**Work to complete**:
Your task is to quote the material that follows, in full and exactly.

(Data records)
......
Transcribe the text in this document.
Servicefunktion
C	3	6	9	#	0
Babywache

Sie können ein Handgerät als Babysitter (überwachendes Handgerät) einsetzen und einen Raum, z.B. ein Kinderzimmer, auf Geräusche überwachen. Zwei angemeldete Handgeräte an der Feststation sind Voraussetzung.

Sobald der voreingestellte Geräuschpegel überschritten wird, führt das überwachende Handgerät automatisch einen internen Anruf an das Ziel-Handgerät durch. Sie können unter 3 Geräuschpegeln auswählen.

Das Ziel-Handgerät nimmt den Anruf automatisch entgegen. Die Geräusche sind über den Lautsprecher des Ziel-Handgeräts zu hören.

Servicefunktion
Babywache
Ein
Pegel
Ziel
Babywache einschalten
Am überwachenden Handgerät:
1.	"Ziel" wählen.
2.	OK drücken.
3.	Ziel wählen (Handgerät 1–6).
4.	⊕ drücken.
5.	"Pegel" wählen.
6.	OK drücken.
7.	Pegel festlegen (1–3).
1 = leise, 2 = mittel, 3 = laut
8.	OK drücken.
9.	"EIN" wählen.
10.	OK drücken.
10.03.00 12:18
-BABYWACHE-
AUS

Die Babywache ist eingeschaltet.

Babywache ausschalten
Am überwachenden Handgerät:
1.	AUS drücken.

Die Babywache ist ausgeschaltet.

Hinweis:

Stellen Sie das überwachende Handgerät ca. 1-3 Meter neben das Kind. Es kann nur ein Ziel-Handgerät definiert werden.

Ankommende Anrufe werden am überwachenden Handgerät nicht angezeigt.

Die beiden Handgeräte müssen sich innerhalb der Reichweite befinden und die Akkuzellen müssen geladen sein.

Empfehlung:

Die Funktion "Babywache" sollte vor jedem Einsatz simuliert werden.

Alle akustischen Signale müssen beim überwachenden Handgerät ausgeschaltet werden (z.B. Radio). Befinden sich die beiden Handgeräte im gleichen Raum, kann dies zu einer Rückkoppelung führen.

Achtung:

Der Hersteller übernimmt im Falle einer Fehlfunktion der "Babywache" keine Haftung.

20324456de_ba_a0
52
......
**The solution**:
Transcribe the text in this document.
Servicefunktion
C	3	6	9	#	0
Babywache

Sie können ein Handgerät als Babysitter (überwachendes Handgerät) einsetzen und einen Raum, z.B. ein Kinderzimmer, auf Geräusche überwachen. Zwei angemeldete Handgeräte an der Feststation sind Voraussetzung.

Sobald der voreingestellte Geräuschpegel überschritten wird, führt das überwachende Handgerät automatisch einen internen Anruf an das Ziel-Handgerät durch. Sie können unter 3 Geräuschpegeln auswählen.

Das Ziel-Handgerät nimmt den Anruf automatisch entgegen. Die Geräusche sind über den Lautsprecher des Ziel-Handgeräts zu hören.

Servicefunktion
Babywache
Ein
Pegel
Ziel
Babywache einschalten
Am überwachenden Handgerät:
1.	"Ziel" wählen.
2.	OK drücken.
3.	Ziel wählen (Handgerät 1–6).
4.	⊕ drücken.
5.	"Pegel" wählen.
6.	OK drücken.
7.	Pegel festlegen (1–3).
1 = leise, 2 = mittel, 3 = laut
8.	OK drücken.
9.	"EIN" wählen.
10.	OK drücken.
10.03.00 12:18
-BABYWACHE-
AUS

Die Babywache ist eingeschaltet.

Babywache ausschalten
Am überwachenden Handgerät:
1.	AUS drücken.

Die Babywache ist ausgeschaltet.

Hinweis:

Stellen Sie das überwachende Handgerät ca. 1-3 Meter neben das Kind. Es kann nur ein Ziel-Handgerät definiert werden.

Ankommende Anrufe werden am überwachenden Handgerät nicht angezeigt.

Die beiden Handgeräte müssen sich innerhalb der Reichweite befinden und die Akkuzellen müssen geladen sein.

Empfehlung:

Die Funktion "Babywache" sollte vor jedem Einsatz simuliert werden.

Alle akustischen Signale müssen beim überwachenden Handgerät ausgeschaltet werden (z.B. Radio). Befinden sich die beiden Handgeräte im gleichen Raum, kann dies zu einer Rückkoppelung führen.

Achtung:

Der Hersteller übernimmt im Falle einer Fehlfunktion der "Babywache" keine Haftung.

20324456de_ba_a0
52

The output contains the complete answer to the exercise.